Records from a dataset

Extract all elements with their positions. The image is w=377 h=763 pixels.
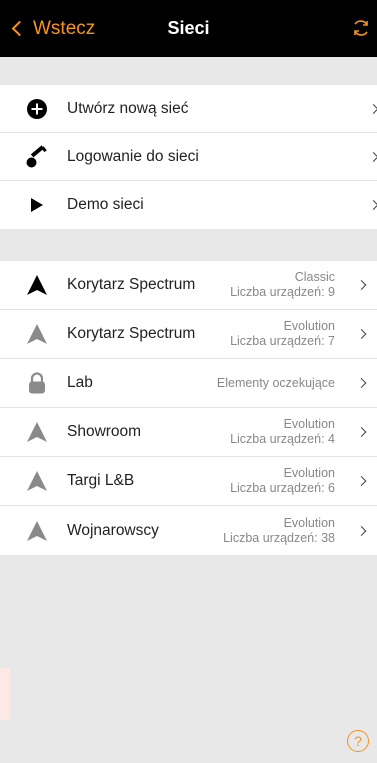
- network-device-count: Liczba urządzeń: 4: [230, 432, 335, 446]
- key-icon: [24, 144, 50, 170]
- chevron-right-icon: [356, 427, 367, 437]
- network-name: Targi L&B: [67, 472, 135, 489]
- network-info: Evolution Liczba urządzeń: 7: [230, 319, 335, 349]
- network-name: Lab: [67, 374, 93, 391]
- section-spacer: [0, 229, 377, 261]
- network-device-count: Liczba urządzeń: 9: [230, 285, 335, 299]
- network-row[interactable]: Showroom Evolution Liczba urządzeń: 4: [0, 408, 377, 457]
- create-network-row[interactable]: Utwórz nową sieć: [0, 85, 377, 133]
- network-type: Evolution: [283, 515, 335, 530]
- network-gray-icon: [24, 321, 50, 347]
- network-gray-icon: [24, 468, 50, 494]
- network-gray-icon: [24, 518, 50, 544]
- networks-list: Korytarz Spectrum Classic Liczba urządze…: [0, 261, 377, 555]
- network-type: Evolution: [283, 466, 335, 480]
- page-title: Sieci: [167, 18, 210, 38]
- login-network-row[interactable]: Logowanie do sieci: [0, 133, 377, 181]
- help-button[interactable]: ?: [347, 730, 369, 752]
- section-spacer: [0, 57, 377, 85]
- network-name: Korytarz Spectrum: [67, 325, 196, 342]
- network-name: Korytarz Spectrum: [67, 276, 196, 293]
- chevron-right-icon: [368, 200, 377, 210]
- chevron-right-icon: [368, 151, 377, 162]
- network-type: Evolution: [283, 319, 335, 333]
- decorative-edge: [0, 668, 10, 720]
- actions-list: Utwórz nową sieć Logowanie do sieci Demo…: [0, 85, 377, 229]
- network-row[interactable]: Lab Elementy oczekujące: [0, 359, 377, 408]
- network-info: Elementy oczekujące: [217, 376, 335, 391]
- network-black-icon: [24, 272, 50, 298]
- network-row[interactable]: Wojnarowscy Evolution Liczba urządzeń: 3…: [0, 506, 377, 555]
- demo-network-row[interactable]: Demo sieci: [0, 181, 377, 229]
- action-label: Demo sieci: [67, 196, 144, 213]
- network-info: Evolution Liczba urządzeń: 6: [230, 466, 335, 496]
- action-label: Utwórz nową sieć: [67, 99, 189, 117]
- navigation-bar: Wstecz Sieci: [0, 0, 377, 57]
- network-info: Evolution Liczba urządzeń: 4: [230, 417, 335, 447]
- network-type: Classic: [294, 270, 335, 284]
- network-type: Evolution: [283, 417, 335, 431]
- network-info: Evolution Liczba urządzeń: 38: [223, 516, 335, 546]
- network-device-count: Liczba urządzeń: 38: [223, 530, 335, 545]
- network-gray-icon: [24, 419, 50, 445]
- network-device-count: Liczba urządzeń: 6: [230, 481, 335, 495]
- chevron-right-icon: [356, 525, 367, 536]
- plus-circle-icon: [24, 96, 50, 122]
- network-device-count: Liczba urządzeń: 7: [230, 334, 335, 348]
- chevron-right-icon: [356, 280, 367, 290]
- network-info: Classic Liczba urządzeń: 9: [230, 270, 335, 300]
- network-name: Wojnarowscy: [67, 521, 159, 539]
- chevron-right-icon: [356, 329, 367, 339]
- lock-icon: [24, 370, 50, 396]
- play-icon: [24, 192, 50, 218]
- chevron-right-icon: [356, 378, 367, 388]
- network-name: Showroom: [67, 423, 142, 440]
- network-row[interactable]: Korytarz Spectrum Classic Liczba urządze…: [0, 261, 377, 310]
- chevron-right-icon: [368, 103, 377, 114]
- network-status: Elementy oczekujące: [216, 375, 335, 390]
- chevron-right-icon: [356, 476, 367, 486]
- network-row[interactable]: Targi L&B Evolution Liczba urządzeń: 6: [0, 457, 377, 506]
- network-row[interactable]: Korytarz Spectrum Evolution Liczba urząd…: [0, 310, 377, 359]
- action-label: Logowanie do sieci: [67, 147, 199, 165]
- refresh-icon[interactable]: [351, 18, 371, 38]
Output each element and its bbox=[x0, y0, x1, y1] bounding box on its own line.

■ TASK DIRECTIONS ■
Return every line of the items above verbatim, omitting the pictures.

■ IN RESPONSE ■
Extract all elements with their positions. The image is w=377 h=763 pixels.
- network-device-count: Liczba urządzeń: 4: [230, 432, 335, 446]
- key-icon: [24, 144, 50, 170]
- chevron-right-icon: [356, 427, 367, 437]
- network-name: Targi L&B: [67, 472, 135, 489]
- network-info: Evolution Liczba urządzeń: 7: [230, 319, 335, 349]
- network-name: Lab: [67, 374, 93, 391]
- section-spacer: [0, 229, 377, 261]
- network-device-count: Liczba urządzeń: 9: [230, 285, 335, 299]
- network-row[interactable]: Showroom Evolution Liczba urządzeń: 4: [0, 408, 377, 457]
- create-network-row[interactable]: Utwórz nową sieć: [0, 85, 377, 133]
- network-type: Evolution: [283, 515, 335, 530]
- network-gray-icon: [24, 321, 50, 347]
- network-gray-icon: [24, 468, 50, 494]
- network-gray-icon: [24, 518, 50, 544]
- networks-list: Korytarz Spectrum Classic Liczba urządze…: [0, 261, 377, 555]
- network-type: Evolution: [283, 466, 335, 480]
- page-title: Sieci: [167, 18, 210, 38]
- login-network-row[interactable]: Logowanie do sieci: [0, 133, 377, 181]
- help-button[interactable]: ?: [347, 730, 369, 752]
- section-spacer: [0, 57, 377, 85]
- network-name: Korytarz Spectrum: [67, 325, 196, 342]
- network-name: Korytarz Spectrum: [67, 276, 196, 293]
- chevron-right-icon: [368, 200, 377, 210]
- chevron-right-icon: [368, 151, 377, 162]
- network-type: Evolution: [283, 319, 335, 333]
- decorative-edge: [0, 668, 10, 720]
- actions-list: Utwórz nową sieć Logowanie do sieci Demo…: [0, 85, 377, 229]
- network-row[interactable]: Lab Elementy oczekujące: [0, 359, 377, 408]
- network-info: Elementy oczekujące: [217, 376, 335, 391]
- network-black-icon: [24, 272, 50, 298]
- network-row[interactable]: Wojnarowscy Evolution Liczba urządzeń: 3…: [0, 506, 377, 555]
- demo-network-row[interactable]: Demo sieci: [0, 181, 377, 229]
- action-label: Demo sieci: [67, 196, 144, 213]
- network-info: Evolution Liczba urządzeń: 6: [230, 466, 335, 496]
- action-label: Utwórz nową sieć: [67, 99, 189, 117]
- navigation-bar: Wstecz Sieci: [0, 0, 377, 57]
- network-info: Evolution Liczba urządzeń: 4: [230, 417, 335, 447]
- network-type: Classic: [294, 270, 335, 284]
- network-type: Evolution: [283, 417, 335, 431]
- network-info: Evolution Liczba urządzeń: 38: [223, 516, 335, 546]
- network-device-count: Liczba urządzeń: 38: [223, 530, 335, 545]
- network-gray-icon: [24, 419, 50, 445]
- network-device-count: Liczba urządzeń: 6: [230, 481, 335, 495]
- chevron-right-icon: [356, 525, 367, 536]
- plus-circle-icon: [24, 96, 50, 122]
- network-device-count: Liczba urządzeń: 7: [230, 334, 335, 348]
- chevron-right-icon: [356, 280, 367, 290]
- network-info: Classic Liczba urządzeń: 9: [230, 270, 335, 300]
- network-name: Wojnarowscy: [67, 521, 159, 539]
- chevron-right-icon: [356, 329, 367, 339]
- lock-icon: [24, 370, 50, 396]
- play-icon: [24, 192, 50, 218]
- chevron-right-icon: [356, 378, 367, 388]
- network-name: Showroom: [67, 423, 142, 440]
- network-row[interactable]: Korytarz Spectrum Classic Liczba urządze…: [0, 261, 377, 310]
- chevron-right-icon: [368, 103, 377, 114]
- network-status: Elementy oczekujące: [216, 375, 335, 390]
- chevron-right-icon: [356, 476, 367, 486]
- network-row[interactable]: Targi L&B Evolution Liczba urządzeń: 6: [0, 457, 377, 506]
- network-row[interactable]: Korytarz Spectrum Evolution Liczba urząd…: [0, 310, 377, 359]
- action-label: Logowanie do sieci: [67, 147, 199, 165]
- refresh-icon[interactable]: [351, 18, 371, 38]
Output each element and its bbox=[x0, y0, x1, y1] bounding box on its own line.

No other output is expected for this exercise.